__Direction__:
Copy every record below exactly as written, but leave out the pictures.
------------------------------------------------
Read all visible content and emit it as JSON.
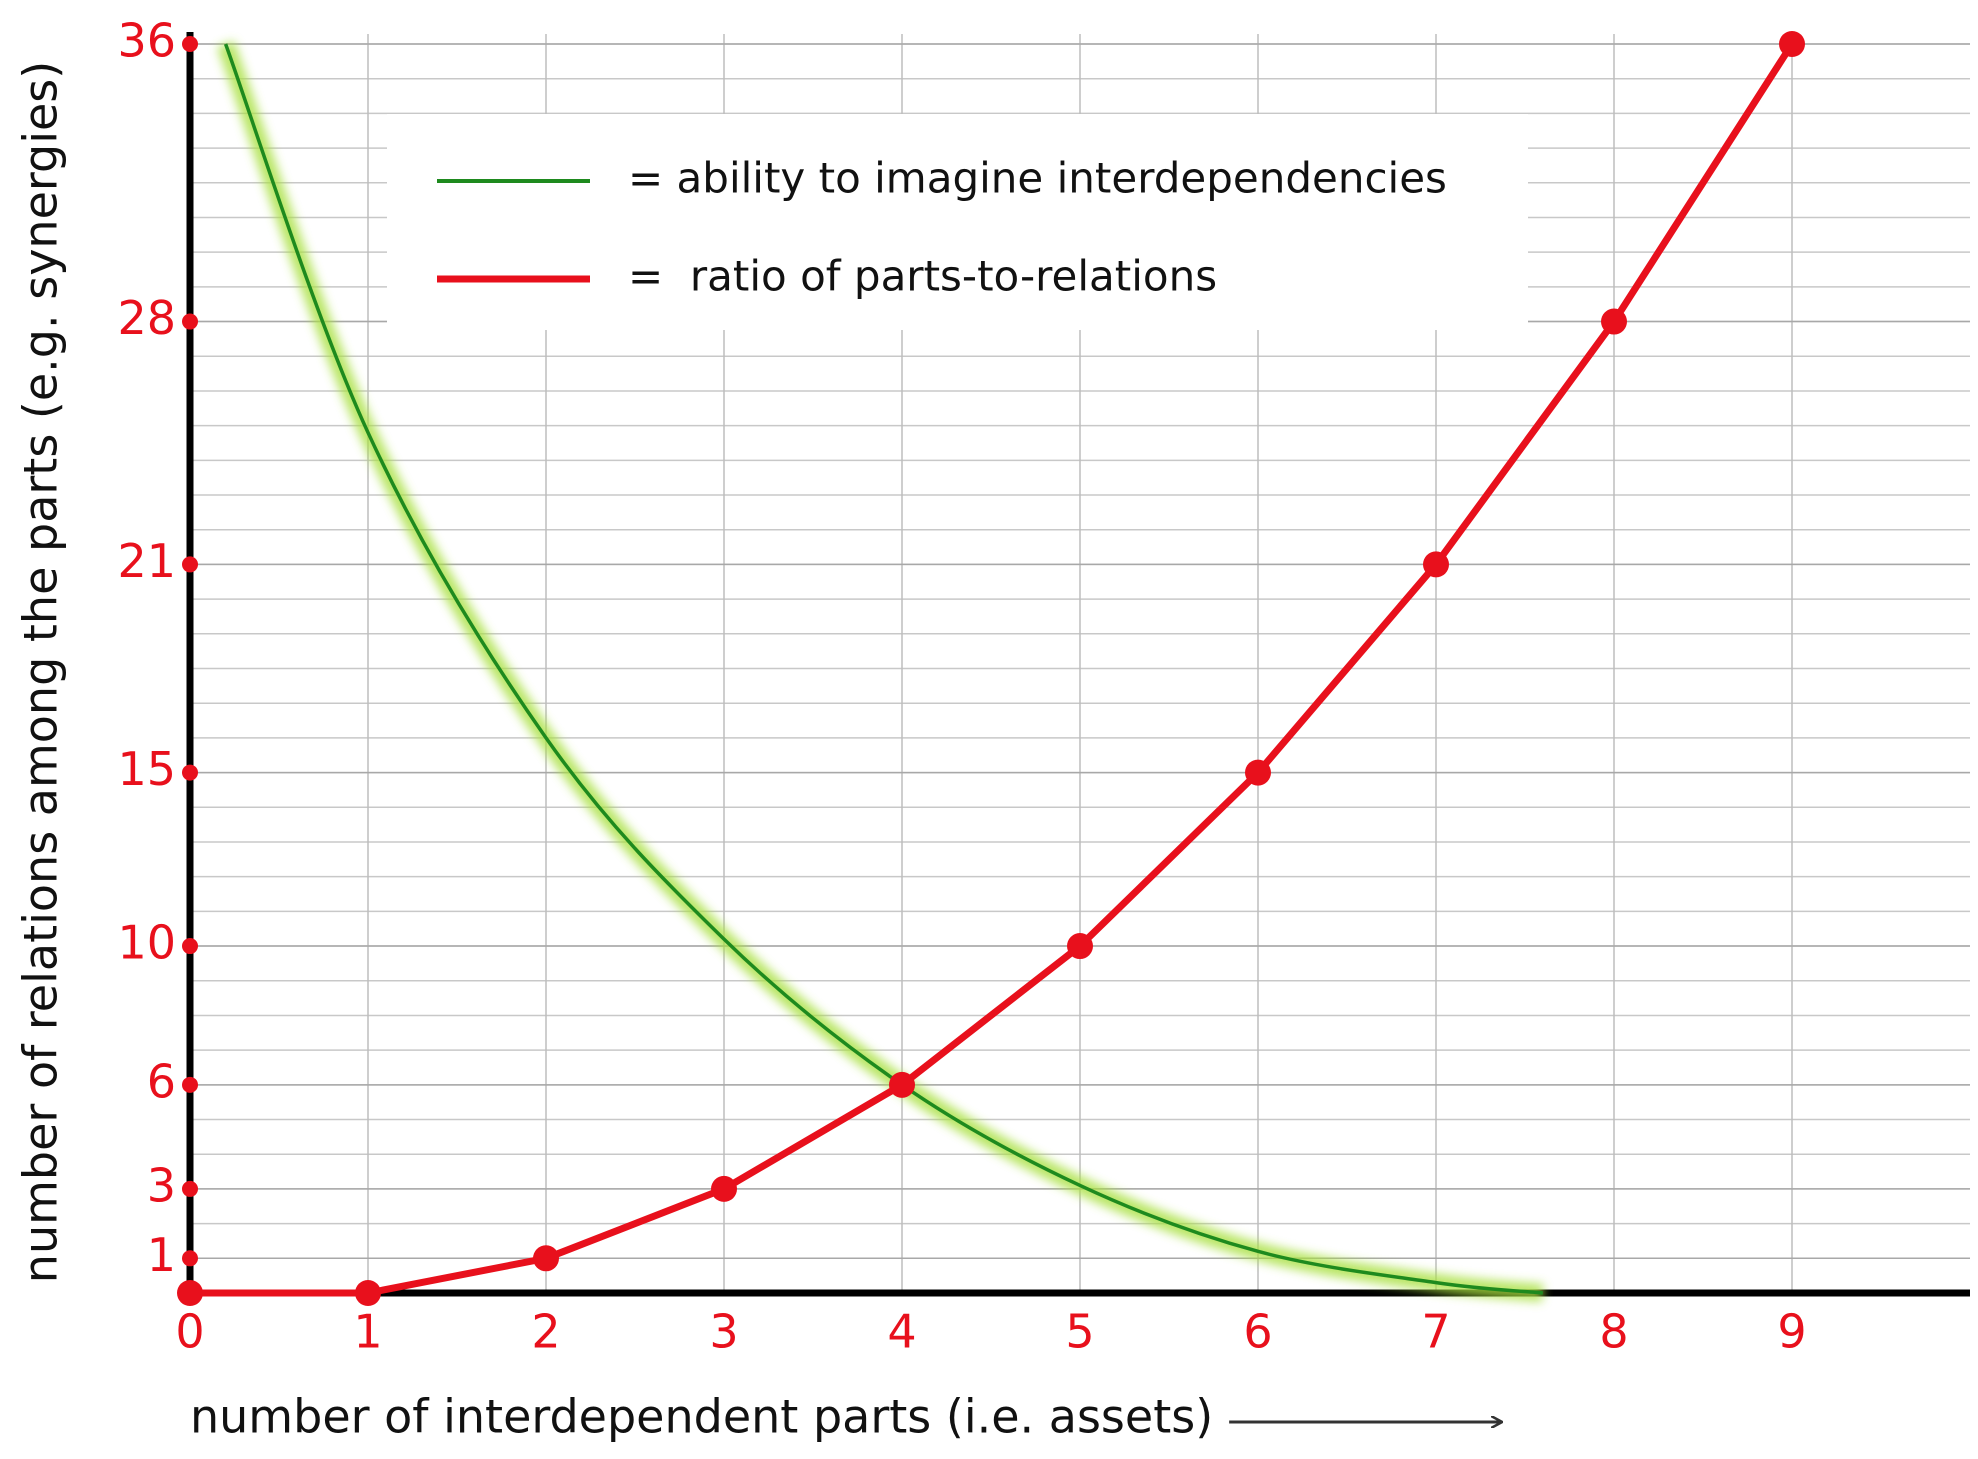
{
  "chart_data": {
    "type": "line",
    "x_label": "number of interdependent parts (i.e. assets)",
    "y_label": "number of relations among the parts (e.g. synergies)",
    "series": [
      {
        "name": "= ability to imagine interdependencies",
        "color": "#1e8a1e",
        "glow": "#a8e040",
        "x": [
          0.2,
          1,
          2,
          3,
          4,
          5,
          6,
          7,
          7.6
        ],
        "values": [
          36,
          24.8,
          16,
          10.2,
          6,
          3.1,
          1.2,
          0.3,
          0
        ],
        "markers": false
      },
      {
        "name": "=  ratio of parts-to-relations",
        "color": "#e8101c",
        "x": [
          0,
          1,
          2,
          3,
          4,
          5,
          6,
          7,
          8,
          9
        ],
        "values": [
          0,
          0,
          1,
          3,
          6,
          10,
          15,
          21,
          28,
          36
        ],
        "markers": true
      }
    ],
    "xlim": [
      0,
      10
    ],
    "xticks": [
      0,
      1,
      2,
      3,
      4,
      5,
      6,
      7,
      8,
      9
    ],
    "ylim": [
      0,
      36
    ],
    "yticks": [
      1,
      3,
      6,
      10,
      15,
      21,
      28,
      36
    ],
    "grid": true
  }
}
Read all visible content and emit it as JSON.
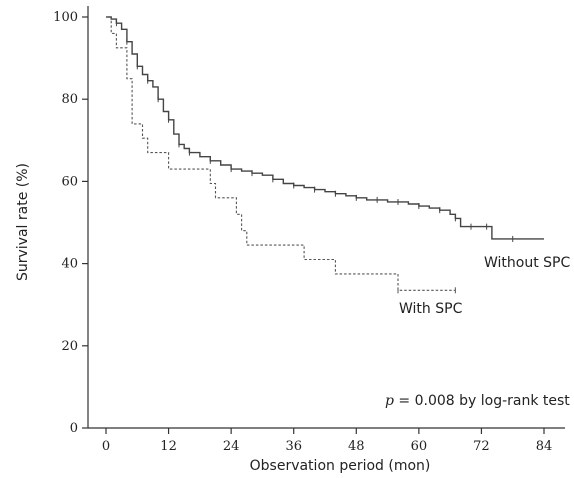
{
  "chart_data": {
    "type": "line",
    "title": "",
    "xlabel": "Observation period (mon)",
    "ylabel": "Survival rate (%)",
    "xlim": [
      0,
      84
    ],
    "ylim": [
      0,
      100
    ],
    "x_ticks": [
      0,
      12,
      24,
      36,
      48,
      60,
      72,
      84
    ],
    "y_ticks": [
      0,
      20,
      40,
      60,
      80,
      100
    ],
    "grid": false,
    "series": [
      {
        "name": "Without SPC",
        "style": "solid",
        "color": "#444444",
        "points": [
          [
            0,
            100
          ],
          [
            1,
            99.5
          ],
          [
            2,
            98.5
          ],
          [
            3,
            97
          ],
          [
            4,
            94
          ],
          [
            5,
            91
          ],
          [
            6,
            88
          ],
          [
            7,
            86
          ],
          [
            8,
            84.5
          ],
          [
            9,
            83
          ],
          [
            10,
            80
          ],
          [
            11,
            77
          ],
          [
            12,
            75
          ],
          [
            13,
            71.5
          ],
          [
            14,
            69
          ],
          [
            15,
            68
          ],
          [
            16,
            67
          ],
          [
            18,
            66
          ],
          [
            20,
            65
          ],
          [
            22,
            64
          ],
          [
            24,
            63
          ],
          [
            26,
            62.5
          ],
          [
            28,
            62
          ],
          [
            30,
            61.5
          ],
          [
            32,
            60.5
          ],
          [
            34,
            59.5
          ],
          [
            36,
            59
          ],
          [
            38,
            58.5
          ],
          [
            40,
            58
          ],
          [
            42,
            57.5
          ],
          [
            44,
            57
          ],
          [
            46,
            56.5
          ],
          [
            48,
            56
          ],
          [
            50,
            55.5
          ],
          [
            52,
            55.5
          ],
          [
            54,
            55
          ],
          [
            56,
            55
          ],
          [
            58,
            54.5
          ],
          [
            60,
            54
          ],
          [
            62,
            53.5
          ],
          [
            64,
            53
          ],
          [
            66,
            52
          ],
          [
            67,
            51
          ],
          [
            68,
            49
          ],
          [
            70,
            49
          ],
          [
            72,
            49
          ],
          [
            73,
            49
          ],
          [
            74,
            46
          ],
          [
            78,
            46
          ],
          [
            84,
            46
          ]
        ]
      },
      {
        "name": "With SPC",
        "style": "dashed",
        "color": "#555555",
        "points": [
          [
            0,
            100
          ],
          [
            1,
            96
          ],
          [
            2,
            92.5
          ],
          [
            3,
            92.5
          ],
          [
            4,
            85
          ],
          [
            5,
            74
          ],
          [
            6,
            74
          ],
          [
            7,
            70.5
          ],
          [
            8,
            67
          ],
          [
            11,
            67
          ],
          [
            12,
            63
          ],
          [
            19,
            63
          ],
          [
            20,
            59.5
          ],
          [
            21,
            56
          ],
          [
            24,
            56
          ],
          [
            25,
            52
          ],
          [
            26,
            48
          ],
          [
            27,
            44.5
          ],
          [
            37,
            44.5
          ],
          [
            38,
            41
          ],
          [
            43,
            41
          ],
          [
            44,
            37.5
          ],
          [
            55,
            37.5
          ],
          [
            56,
            33.5
          ],
          [
            67,
            33.5
          ]
        ]
      }
    ],
    "annotations": {
      "without_label": "Without SPC",
      "with_label": "With SPC",
      "pvalue_p": "p",
      "pvalue_rest": " = 0.008 by log-rank test"
    }
  }
}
------------------------------------------------
__Worked solution__:
Read all visible content and emit it as JSON.
{
  "chart_data": {
    "type": "line",
    "x_label": "number of interdependent parts (i.e. assets)",
    "y_label": "number of relations among the parts (e.g. synergies)",
    "series": [
      {
        "name": "= ability to imagine interdependencies",
        "color": "#1e8a1e",
        "glow": "#a8e040",
        "x": [
          0.2,
          1,
          2,
          3,
          4,
          5,
          6,
          7,
          7.6
        ],
        "values": [
          36,
          24.8,
          16,
          10.2,
          6,
          3.1,
          1.2,
          0.3,
          0
        ],
        "markers": false
      },
      {
        "name": "=  ratio of parts-to-relations",
        "color": "#e8101c",
        "x": [
          0,
          1,
          2,
          3,
          4,
          5,
          6,
          7,
          8,
          9
        ],
        "values": [
          0,
          0,
          1,
          3,
          6,
          10,
          15,
          21,
          28,
          36
        ],
        "markers": true
      }
    ],
    "xlim": [
      0,
      10
    ],
    "xticks": [
      0,
      1,
      2,
      3,
      4,
      5,
      6,
      7,
      8,
      9
    ],
    "ylim": [
      0,
      36
    ],
    "yticks": [
      1,
      3,
      6,
      10,
      15,
      21,
      28,
      36
    ],
    "grid": true
  }
}
Read all visible content and emit it as JSON.
{
  "chart_data": {
    "type": "line",
    "title": "",
    "xlabel": "Observation period (mon)",
    "ylabel": "Survival rate (%)",
    "xlim": [
      0,
      84
    ],
    "ylim": [
      0,
      100
    ],
    "x_ticks": [
      0,
      12,
      24,
      36,
      48,
      60,
      72,
      84
    ],
    "y_ticks": [
      0,
      20,
      40,
      60,
      80,
      100
    ],
    "grid": false,
    "series": [
      {
        "name": "Without SPC",
        "style": "solid",
        "color": "#444444",
        "points": [
          [
            0,
            100
          ],
          [
            1,
            99.5
          ],
          [
            2,
            98.5
          ],
          [
            3,
            97
          ],
          [
            4,
            94
          ],
          [
            5,
            91
          ],
          [
            6,
            88
          ],
          [
            7,
            86
          ],
          [
            8,
            84.5
          ],
          [
            9,
            83
          ],
          [
            10,
            80
          ],
          [
            11,
            77
          ],
          [
            12,
            75
          ],
          [
            13,
            71.5
          ],
          [
            14,
            69
          ],
          [
            15,
            68
          ],
          [
            16,
            67
          ],
          [
            18,
            66
          ],
          [
            20,
            65
          ],
          [
            22,
            64
          ],
          [
            24,
            63
          ],
          [
            26,
            62.5
          ],
          [
            28,
            62
          ],
          [
            30,
            61.5
          ],
          [
            32,
            60.5
          ],
          [
            34,
            59.5
          ],
          [
            36,
            59
          ],
          [
            38,
            58.5
          ],
          [
            40,
            58
          ],
          [
            42,
            57.5
          ],
          [
            44,
            57
          ],
          [
            46,
            56.5
          ],
          [
            48,
            56
          ],
          [
            50,
            55.5
          ],
          [
            52,
            55.5
          ],
          [
            54,
            55
          ],
          [
            56,
            55
          ],
          [
            58,
            54.5
          ],
          [
            60,
            54
          ],
          [
            62,
            53.5
          ],
          [
            64,
            53
          ],
          [
            66,
            52
          ],
          [
            67,
            51
          ],
          [
            68,
            49
          ],
          [
            70,
            49
          ],
          [
            72,
            49
          ],
          [
            73,
            49
          ],
          [
            74,
            46
          ],
          [
            78,
            46
          ],
          [
            84,
            46
          ]
        ]
      },
      {
        "name": "With SPC",
        "style": "dashed",
        "color": "#555555",
        "points": [
          [
            0,
            100
          ],
          [
            1,
            96
          ],
          [
            2,
            92.5
          ],
          [
            3,
            92.5
          ],
          [
            4,
            85
          ],
          [
            5,
            74
          ],
          [
            6,
            74
          ],
          [
            7,
            70.5
          ],
          [
            8,
            67
          ],
          [
            11,
            67
          ],
          [
            12,
            63
          ],
          [
            19,
            63
          ],
          [
            20,
            59.5
          ],
          [
            21,
            56
          ],
          [
            24,
            56
          ],
          [
            25,
            52
          ],
          [
            26,
            48
          ],
          [
            27,
            44.5
          ],
          [
            37,
            44.5
          ],
          [
            38,
            41
          ],
          [
            43,
            41
          ],
          [
            44,
            37.5
          ],
          [
            55,
            37.5
          ],
          [
            56,
            33.5
          ],
          [
            67,
            33.5
          ]
        ]
      }
    ],
    "annotations": {
      "without_label": "Without SPC",
      "with_label": "With SPC",
      "pvalue_p": "p",
      "pvalue_rest": " = 0.008 by log-rank test"
    }
  }
}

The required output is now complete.